Set task - Could you write out the records below exactly as they appear?
──────────
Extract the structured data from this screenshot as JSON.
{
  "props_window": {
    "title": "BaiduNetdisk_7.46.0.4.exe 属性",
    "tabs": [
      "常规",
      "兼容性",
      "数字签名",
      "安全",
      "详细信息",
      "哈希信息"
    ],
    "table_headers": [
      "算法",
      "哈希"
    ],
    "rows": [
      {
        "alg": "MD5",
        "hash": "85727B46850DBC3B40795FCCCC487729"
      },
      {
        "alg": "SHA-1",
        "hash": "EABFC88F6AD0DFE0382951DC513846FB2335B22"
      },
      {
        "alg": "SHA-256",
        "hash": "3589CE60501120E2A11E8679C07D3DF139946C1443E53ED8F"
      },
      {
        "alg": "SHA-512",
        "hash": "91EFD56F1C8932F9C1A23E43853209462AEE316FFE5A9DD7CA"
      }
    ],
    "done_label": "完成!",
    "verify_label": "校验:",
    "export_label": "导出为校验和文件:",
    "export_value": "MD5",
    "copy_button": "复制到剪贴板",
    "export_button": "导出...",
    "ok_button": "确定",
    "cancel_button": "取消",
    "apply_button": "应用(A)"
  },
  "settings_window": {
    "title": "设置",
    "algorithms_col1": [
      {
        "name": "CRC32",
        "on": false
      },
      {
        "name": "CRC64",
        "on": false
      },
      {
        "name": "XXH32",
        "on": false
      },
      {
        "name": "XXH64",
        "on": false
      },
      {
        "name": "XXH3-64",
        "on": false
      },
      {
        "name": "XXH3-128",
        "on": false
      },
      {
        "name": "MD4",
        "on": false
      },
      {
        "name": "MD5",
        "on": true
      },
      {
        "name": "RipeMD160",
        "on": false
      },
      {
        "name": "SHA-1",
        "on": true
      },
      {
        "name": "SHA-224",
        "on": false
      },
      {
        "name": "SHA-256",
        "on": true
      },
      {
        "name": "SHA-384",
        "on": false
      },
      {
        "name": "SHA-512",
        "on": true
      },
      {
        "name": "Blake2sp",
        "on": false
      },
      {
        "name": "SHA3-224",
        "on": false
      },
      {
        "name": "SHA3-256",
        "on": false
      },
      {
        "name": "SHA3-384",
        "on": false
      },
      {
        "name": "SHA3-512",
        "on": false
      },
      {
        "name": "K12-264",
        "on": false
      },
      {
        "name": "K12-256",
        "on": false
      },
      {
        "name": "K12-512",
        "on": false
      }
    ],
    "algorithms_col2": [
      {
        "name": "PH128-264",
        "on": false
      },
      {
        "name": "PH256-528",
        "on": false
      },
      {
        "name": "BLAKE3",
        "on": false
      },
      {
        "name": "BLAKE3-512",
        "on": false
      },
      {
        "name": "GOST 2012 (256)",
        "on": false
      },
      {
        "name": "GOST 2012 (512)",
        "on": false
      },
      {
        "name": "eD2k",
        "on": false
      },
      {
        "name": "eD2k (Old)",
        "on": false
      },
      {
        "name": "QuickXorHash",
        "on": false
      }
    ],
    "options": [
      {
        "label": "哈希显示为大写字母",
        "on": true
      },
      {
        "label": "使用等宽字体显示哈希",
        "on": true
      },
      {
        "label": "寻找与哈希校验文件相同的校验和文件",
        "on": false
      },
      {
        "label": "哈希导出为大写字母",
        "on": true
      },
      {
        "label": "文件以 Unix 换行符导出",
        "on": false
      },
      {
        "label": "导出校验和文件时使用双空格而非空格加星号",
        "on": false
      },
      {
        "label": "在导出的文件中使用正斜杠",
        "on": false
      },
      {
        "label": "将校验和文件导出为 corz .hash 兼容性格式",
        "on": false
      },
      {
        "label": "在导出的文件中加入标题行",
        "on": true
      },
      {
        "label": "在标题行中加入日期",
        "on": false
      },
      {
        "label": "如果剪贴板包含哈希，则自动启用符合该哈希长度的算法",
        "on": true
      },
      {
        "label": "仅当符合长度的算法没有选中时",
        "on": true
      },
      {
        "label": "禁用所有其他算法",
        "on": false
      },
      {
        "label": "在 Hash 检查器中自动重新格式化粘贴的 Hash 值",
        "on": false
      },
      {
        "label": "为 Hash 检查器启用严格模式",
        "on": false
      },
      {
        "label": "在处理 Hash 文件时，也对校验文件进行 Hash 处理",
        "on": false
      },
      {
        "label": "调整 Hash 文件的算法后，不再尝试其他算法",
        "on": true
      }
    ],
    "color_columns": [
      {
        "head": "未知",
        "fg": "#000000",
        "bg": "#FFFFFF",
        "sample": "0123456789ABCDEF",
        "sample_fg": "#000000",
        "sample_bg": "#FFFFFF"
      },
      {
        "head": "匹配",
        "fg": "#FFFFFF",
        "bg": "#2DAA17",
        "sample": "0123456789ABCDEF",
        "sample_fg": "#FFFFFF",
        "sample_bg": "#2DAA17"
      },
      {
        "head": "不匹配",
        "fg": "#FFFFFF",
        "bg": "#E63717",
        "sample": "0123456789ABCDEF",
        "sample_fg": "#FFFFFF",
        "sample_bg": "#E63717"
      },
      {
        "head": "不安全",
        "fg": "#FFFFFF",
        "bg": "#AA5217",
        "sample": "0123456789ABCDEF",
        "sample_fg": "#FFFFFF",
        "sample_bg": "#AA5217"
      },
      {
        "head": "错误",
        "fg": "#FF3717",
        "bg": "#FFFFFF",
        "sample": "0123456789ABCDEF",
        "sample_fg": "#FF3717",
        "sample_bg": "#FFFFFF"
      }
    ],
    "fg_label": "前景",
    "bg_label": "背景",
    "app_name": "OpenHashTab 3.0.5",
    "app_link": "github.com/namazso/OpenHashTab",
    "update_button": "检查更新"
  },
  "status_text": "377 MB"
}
──────────
Answer to this task -
Extract the structured data from this screenshot as JSON.
{
  "props_window": {
    "title": "BaiduNetdisk_7.46.0.4.exe 属性",
    "tabs": [
      "常规",
      "兼容性",
      "数字签名",
      "安全",
      "详细信息",
      "哈希信息"
    ],
    "table_headers": [
      "算法",
      "哈希"
    ],
    "rows": [
      {
        "alg": "MD5",
        "hash": "85727B46850DBC3B40795FCCCC487729"
      },
      {
        "alg": "SHA-1",
        "hash": "EABFC88F6AD0DFE0382951DC513846FB2335B22"
      },
      {
        "alg": "SHA-256",
        "hash": "3589CE60501120E2A11E8679C07D3DF139946C1443E53ED8F"
      },
      {
        "alg": "SHA-512",
        "hash": "91EFD56F1C8932F9C1A23E43853209462AEE316FFE5A9DD7CA"
      }
    ],
    "done_label": "完成!",
    "verify_label": "校验:",
    "export_label": "导出为校验和文件:",
    "export_value": "MD5",
    "copy_button": "复制到剪贴板",
    "export_button": "导出...",
    "ok_button": "确定",
    "cancel_button": "取消",
    "apply_button": "应用(A)"
  },
  "settings_window": {
    "title": "设置",
    "algorithms_col1": [
      {
        "name": "CRC32",
        "on": false
      },
      {
        "name": "CRC64",
        "on": false
      },
      {
        "name": "XXH32",
        "on": false
      },
      {
        "name": "XXH64",
        "on": false
      },
      {
        "name": "XXH3-64",
        "on": false
      },
      {
        "name": "XXH3-128",
        "on": false
      },
      {
        "name": "MD4",
        "on": false
      },
      {
        "name": "MD5",
        "on": true
      },
      {
        "name": "RipeMD160",
        "on": false
      },
      {
        "name": "SHA-1",
        "on": true
      },
      {
        "name": "SHA-224",
        "on": false
      },
      {
        "name": "SHA-256",
        "on": true
      },
      {
        "name": "SHA-384",
        "on": false
      },
      {
        "name": "SHA-512",
        "on": true
      },
      {
        "name": "Blake2sp",
        "on": false
      },
      {
        "name": "SHA3-224",
        "on": false
      },
      {
        "name": "SHA3-256",
        "on": false
      },
      {
        "name": "SHA3-384",
        "on": false
      },
      {
        "name": "SHA3-512",
        "on": false
      },
      {
        "name": "K12-264",
        "on": false
      },
      {
        "name": "K12-256",
        "on": false
      },
      {
        "name": "K12-512",
        "on": false
      }
    ],
    "algorithms_col2": [
      {
        "name": "PH128-264",
        "on": false
      },
      {
        "name": "PH256-528",
        "on": false
      },
      {
        "name": "BLAKE3",
        "on": false
      },
      {
        "name": "BLAKE3-512",
        "on": false
      },
      {
        "name": "GOST 2012 (256)",
        "on": false
      },
      {
        "name": "GOST 2012 (512)",
        "on": false
      },
      {
        "name": "eD2k",
        "on": false
      },
      {
        "name": "eD2k (Old)",
        "on": false
      },
      {
        "name": "QuickXorHash",
        "on": false
      }
    ],
    "options": [
      {
        "label": "哈希显示为大写字母",
        "on": true
      },
      {
        "label": "使用等宽字体显示哈希",
        "on": true
      },
      {
        "label": "寻找与哈希校验文件相同的校验和文件",
        "on": false
      },
      {
        "label": "哈希导出为大写字母",
        "on": true
      },
      {
        "label": "文件以 Unix 换行符导出",
        "on": false
      },
      {
        "label": "导出校验和文件时使用双空格而非空格加星号",
        "on": false
      },
      {
        "label": "在导出的文件中使用正斜杠",
        "on": false
      },
      {
        "label": "将校验和文件导出为 corz .hash 兼容性格式",
        "on": false
      },
      {
        "label": "在导出的文件中加入标题行",
        "on": true
      },
      {
        "label": "在标题行中加入日期",
        "on": false
      },
      {
        "label": "如果剪贴板包含哈希，则自动启用符合该哈希长度的算法",
        "on": true
      },
      {
        "label": "仅当符合长度的算法没有选中时",
        "on": true
      },
      {
        "label": "禁用所有其他算法",
        "on": false
      },
      {
        "label": "在 Hash 检查器中自动重新格式化粘贴的 Hash 值",
        "on": false
      },
      {
        "label": "为 Hash 检查器启用严格模式",
        "on": false
      },
      {
        "label": "在处理 Hash 文件时，也对校验文件进行 Hash 处理",
        "on": false
      },
      {
        "label": "调整 Hash 文件的算法后，不再尝试其他算法",
        "on": true
      }
    ],
    "color_columns": [
      {
        "head": "未知",
        "fg": "#000000",
        "bg": "#FFFFFF",
        "sample": "0123456789ABCDEF",
        "sample_fg": "#000000",
        "sample_bg": "#FFFFFF"
      },
      {
        "head": "匹配",
        "fg": "#FFFFFF",
        "bg": "#2DAA17",
        "sample": "0123456789ABCDEF",
        "sample_fg": "#FFFFFF",
        "sample_bg": "#2DAA17"
      },
      {
        "head": "不匹配",
        "fg": "#FFFFFF",
        "bg": "#E63717",
        "sample": "0123456789ABCDEF",
        "sample_fg": "#FFFFFF",
        "sample_bg": "#E63717"
      },
      {
        "head": "不安全",
        "fg": "#FFFFFF",
        "bg": "#AA5217",
        "sample": "0123456789ABCDEF",
        "sample_fg": "#FFFFFF",
        "sample_bg": "#AA5217"
      },
      {
        "head": "错误",
        "fg": "#FF3717",
        "bg": "#FFFFFF",
        "sample": "0123456789ABCDEF",
        "sample_fg": "#FF3717",
        "sample_bg": "#FFFFFF"
      }
    ],
    "fg_label": "前景",
    "bg_label": "背景",
    "app_name": "OpenHashTab 3.0.5",
    "app_link": "github.com/namazso/OpenHashTab",
    "update_button": "检查更新"
  },
  "status_text": "377 MB"
}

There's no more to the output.